## WORK TO COMPLETE
Could you lay out all the lines below as a Markdown table with the columns "Row" and "Line," numbering each row, skipping any blank lines, and leaving the pictures out?

** BEGIN **

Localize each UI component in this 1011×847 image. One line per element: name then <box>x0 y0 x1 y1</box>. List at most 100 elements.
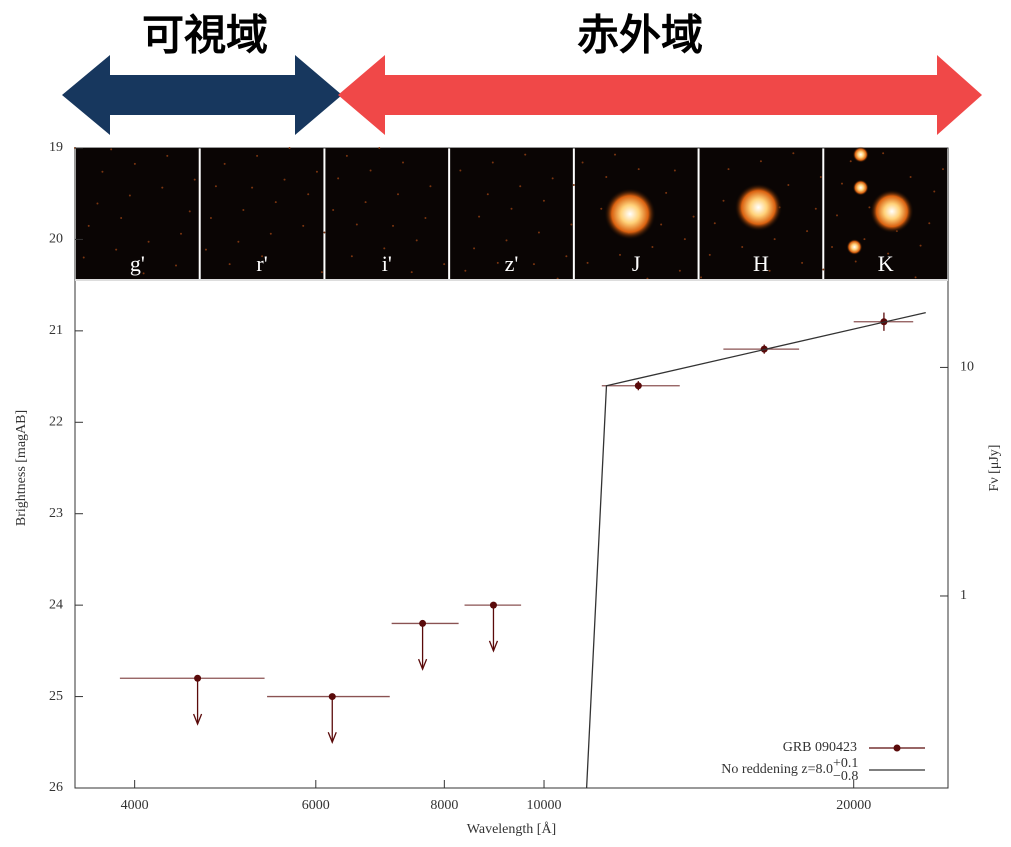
legend-label: GRB 090423 <box>783 740 857 755</box>
noise-speck <box>806 230 808 232</box>
data-point <box>329 693 336 700</box>
noise-speck <box>524 154 526 156</box>
noise-speck <box>378 147 380 149</box>
infrared-arrow <box>338 55 982 135</box>
noise-speck <box>459 169 461 171</box>
noise-speck <box>316 171 318 173</box>
noise-speck <box>129 195 131 197</box>
noise-speck <box>792 152 794 154</box>
x-axis-label: Wavelength [Å] <box>467 821 556 837</box>
thumbnail-label: K <box>878 251 894 276</box>
noise-speck <box>83 257 85 259</box>
noise-speck <box>700 276 702 278</box>
thumbnail-label: r' <box>256 251 267 276</box>
noise-speck <box>205 249 207 251</box>
thumbnail-label: g' <box>130 251 145 276</box>
visible-arrow <box>62 55 342 135</box>
noise-speck <box>270 233 272 235</box>
noise-speck <box>910 176 912 178</box>
noise-speck <box>831 246 833 248</box>
noise-speck <box>101 171 103 173</box>
noise-speck <box>487 193 489 195</box>
noise-speck <box>679 270 681 272</box>
noise-speck <box>769 270 771 272</box>
noise-speck <box>543 200 545 202</box>
noise-speck <box>210 217 212 219</box>
noise-speck <box>942 168 944 170</box>
noise-speck <box>356 224 358 226</box>
noise-speck <box>96 202 98 204</box>
y-axis-label: Brightness [magAB] <box>14 410 29 526</box>
noise-speck <box>822 268 824 270</box>
noise-speck <box>552 177 554 179</box>
noise-speck <box>760 160 762 162</box>
noise-speck <box>674 169 676 171</box>
noise-speck <box>237 241 239 243</box>
y2-axis-label: Fν [μJy] <box>987 445 1002 492</box>
noise-speck <box>787 184 789 186</box>
plot-area <box>120 313 926 788</box>
noise-speck <box>723 200 725 202</box>
noise-speck <box>863 238 865 240</box>
noise-speck <box>337 177 339 179</box>
source-glow <box>846 239 862 255</box>
noise-speck <box>492 162 494 164</box>
noise-speck <box>933 191 935 193</box>
noise-speck <box>411 271 413 273</box>
noise-speck <box>370 169 372 171</box>
noise-speck <box>497 262 499 264</box>
noise-speck <box>392 225 394 227</box>
legend-sub: −0.8 <box>833 769 858 784</box>
noise-speck <box>402 162 404 164</box>
noise-speck <box>882 152 884 154</box>
noise-speck <box>397 193 399 195</box>
noise-speck <box>815 208 817 210</box>
noise-speck <box>88 225 90 227</box>
noise-speck <box>855 261 857 263</box>
y-tick-label: 19 <box>49 140 63 155</box>
noise-speck <box>573 184 575 186</box>
noise-speck <box>346 155 348 157</box>
data-point <box>635 382 642 389</box>
y-tick-label: 24 <box>49 597 63 612</box>
noise-speck <box>665 192 667 194</box>
y-tick-label: 20 <box>49 232 63 247</box>
noise-speck <box>693 216 695 218</box>
x-tick-label: 10000 <box>527 798 562 813</box>
noise-speck <box>478 216 480 218</box>
noise-speck <box>161 187 163 189</box>
noise-speck <box>166 155 168 157</box>
noise-speck <box>175 264 177 266</box>
noise-speck <box>251 187 253 189</box>
noise-speck <box>836 214 838 216</box>
noise-speck <box>741 246 743 248</box>
y-tick-label: 26 <box>49 780 63 795</box>
noise-speck <box>229 263 231 265</box>
legend-marker <box>894 745 901 752</box>
noise-speck <box>148 241 150 243</box>
infrared-label: 赤外域 <box>577 11 703 60</box>
noise-speck <box>275 201 277 203</box>
noise-speck <box>429 185 431 187</box>
noise-speck <box>365 201 367 203</box>
thumbnail-label: z' <box>505 251 519 276</box>
thumbnail-label: J <box>632 251 641 276</box>
noise-speck <box>302 225 304 227</box>
noise-speck <box>224 163 226 165</box>
noise-speck <box>284 179 286 181</box>
noise-speck <box>728 168 730 170</box>
thumbnail-label: i' <box>382 251 392 276</box>
noise-speck <box>189 210 191 212</box>
noise-speck <box>120 217 122 219</box>
x-tick-label: 20000 <box>836 798 871 813</box>
noise-speck <box>351 255 353 257</box>
noise-speck <box>605 176 607 178</box>
source-glow <box>734 183 782 231</box>
noise-speck <box>709 254 711 256</box>
noise-speck <box>134 163 136 165</box>
noise-speck <box>565 255 567 257</box>
data-point <box>194 675 201 682</box>
noise-speck <box>660 224 662 226</box>
noise-speck <box>307 193 309 195</box>
noise-speck <box>619 254 621 256</box>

** END **

## SOLUTION TO THIS PROBLEM
| Row | Line |
|---|---|
| 1 | Localize each UI component in this 1011×847 image. One line per element: name then <box>x0 y0 x1 y1</box>. List at most 100 elements. |
| 2 | legend-label: GRB 090423 <box>783 740 857 755</box> |
| 3 | noise-speck <box>806 230 808 232</box> |
| 4 | data-point <box>329 693 336 700</box> |
| 5 | noise-speck <box>524 154 526 156</box> |
| 6 | noise-speck <box>378 147 380 149</box> |
| 7 | infrared-arrow <box>338 55 982 135</box> |
| 8 | noise-speck <box>459 169 461 171</box> |
| 9 | noise-speck <box>316 171 318 173</box> |
| 10 | noise-speck <box>129 195 131 197</box> |
| 11 | noise-speck <box>792 152 794 154</box> |
| 12 | x-axis-label: Wavelength [Å] <box>467 821 556 837</box> |
| 13 | thumbnail-label: K <box>878 251 894 276</box> |
| 14 | noise-speck <box>83 257 85 259</box> |
| 15 | noise-speck <box>700 276 702 278</box> |
| 16 | thumbnail-label: r' <box>256 251 267 276</box> |
| 17 | noise-speck <box>205 249 207 251</box> |
| 18 | thumbnail-label: g' <box>130 251 145 276</box> |
| 19 | visible-arrow <box>62 55 342 135</box> |
| 20 | noise-speck <box>270 233 272 235</box> |
| 21 | noise-speck <box>910 176 912 178</box> |
| 22 | noise-speck <box>831 246 833 248</box> |
| 23 | noise-speck <box>101 171 103 173</box> |
| 24 | noise-speck <box>487 193 489 195</box> |
| 25 | noise-speck <box>679 270 681 272</box> |
| 26 | noise-speck <box>769 270 771 272</box> |
| 27 | noise-speck <box>543 200 545 202</box> |
| 28 | noise-speck <box>210 217 212 219</box> |
| 29 | noise-speck <box>942 168 944 170</box> |
| 30 | noise-speck <box>356 224 358 226</box> |
| 31 | noise-speck <box>96 202 98 204</box> |
| 32 | y-axis-label: Brightness [magAB] <box>14 410 29 526</box> |
| 33 | noise-speck <box>822 268 824 270</box> |
| 34 | noise-speck <box>552 177 554 179</box> |
| 35 | noise-speck <box>760 160 762 162</box> |
| 36 | noise-speck <box>674 169 676 171</box> |
| 37 | noise-speck <box>237 241 239 243</box> |
| 38 | y2-axis-label: Fν [μJy] <box>987 445 1002 492</box> |
| 39 | noise-speck <box>787 184 789 186</box> |
| 40 | plot-area <box>120 313 926 788</box> |
| 41 | noise-speck <box>723 200 725 202</box> |
| 42 | noise-speck <box>863 238 865 240</box> |
| 43 | noise-speck <box>337 177 339 179</box> |
| 44 | source-glow <box>846 239 862 255</box> |
| 45 | noise-speck <box>492 162 494 164</box> |
| 46 | noise-speck <box>933 191 935 193</box> |
| 47 | noise-speck <box>411 271 413 273</box> |
| 48 | noise-speck <box>370 169 372 171</box> |
| 49 | noise-speck <box>497 262 499 264</box> |
| 50 | noise-speck <box>392 225 394 227</box> |
| 51 | legend-sub: −0.8 <box>833 769 858 784</box> |
| 52 | noise-speck <box>402 162 404 164</box> |
| 53 | noise-speck <box>882 152 884 154</box> |
| 54 | noise-speck <box>397 193 399 195</box> |
| 55 | noise-speck <box>815 208 817 210</box> |
| 56 | noise-speck <box>88 225 90 227</box> |
| 57 | noise-speck <box>855 261 857 263</box> |
| 58 | y-tick-label: 19 <box>49 140 63 155</box> |
| 59 | noise-speck <box>573 184 575 186</box> |
| 60 | noise-speck <box>346 155 348 157</box> |
| 61 | data-point <box>635 382 642 389</box> |
| 62 | y-tick-label: 24 <box>49 597 63 612</box> |
| 63 | noise-speck <box>665 192 667 194</box> |
| 64 | y-tick-label: 20 <box>49 232 63 247</box> |
| 65 | noise-speck <box>693 216 695 218</box> |
| 66 | x-tick-label: 10000 <box>527 798 562 813</box> |
| 67 | noise-speck <box>478 216 480 218</box> |
| 68 | noise-speck <box>161 187 163 189</box> |
| 69 | noise-speck <box>166 155 168 157</box> |
| 70 | noise-speck <box>175 264 177 266</box> |
| 71 | noise-speck <box>251 187 253 189</box> |
| 72 | noise-speck <box>836 214 838 216</box> |
| 73 | noise-speck <box>741 246 743 248</box> |
| 74 | y-tick-label: 26 <box>49 780 63 795</box> |
| 75 | noise-speck <box>229 263 231 265</box> |
| 76 | legend-marker <box>894 745 901 752</box> |
| 77 | noise-speck <box>148 241 150 243</box> |
| 78 | infrared-label: 赤外域 <box>577 11 703 60</box> |
| 79 | noise-speck <box>275 201 277 203</box> |
| 80 | noise-speck <box>429 185 431 187</box> |
| 81 | noise-speck <box>365 201 367 203</box> |
| 82 | thumbnail-label: z' <box>505 251 519 276</box> |
| 83 | thumbnail-label: J <box>632 251 641 276</box> |
| 84 | noise-speck <box>302 225 304 227</box> |
| 85 | noise-speck <box>224 163 226 165</box> |
| 86 | noise-speck <box>284 179 286 181</box> |
| 87 | noise-speck <box>728 168 730 170</box> |
| 88 | thumbnail-label: i' <box>382 251 392 276</box> |
| 89 | noise-speck <box>189 210 191 212</box> |
| 90 | noise-speck <box>120 217 122 219</box> |
| 91 | x-tick-label: 20000 <box>836 798 871 813</box> |
| 92 | noise-speck <box>351 255 353 257</box> |
| 93 | noise-speck <box>605 176 607 178</box> |
| 94 | source-glow <box>734 183 782 231</box> |
| 95 | noise-speck <box>709 254 711 256</box> |
| 96 | noise-speck <box>134 163 136 165</box> |
| 97 | noise-speck <box>565 255 567 257</box> |
| 98 | data-point <box>194 675 201 682</box> |
| 99 | noise-speck <box>660 224 662 226</box> |
| 100 | noise-speck <box>307 193 309 195</box> |
| 101 | noise-speck <box>619 254 621 256</box> |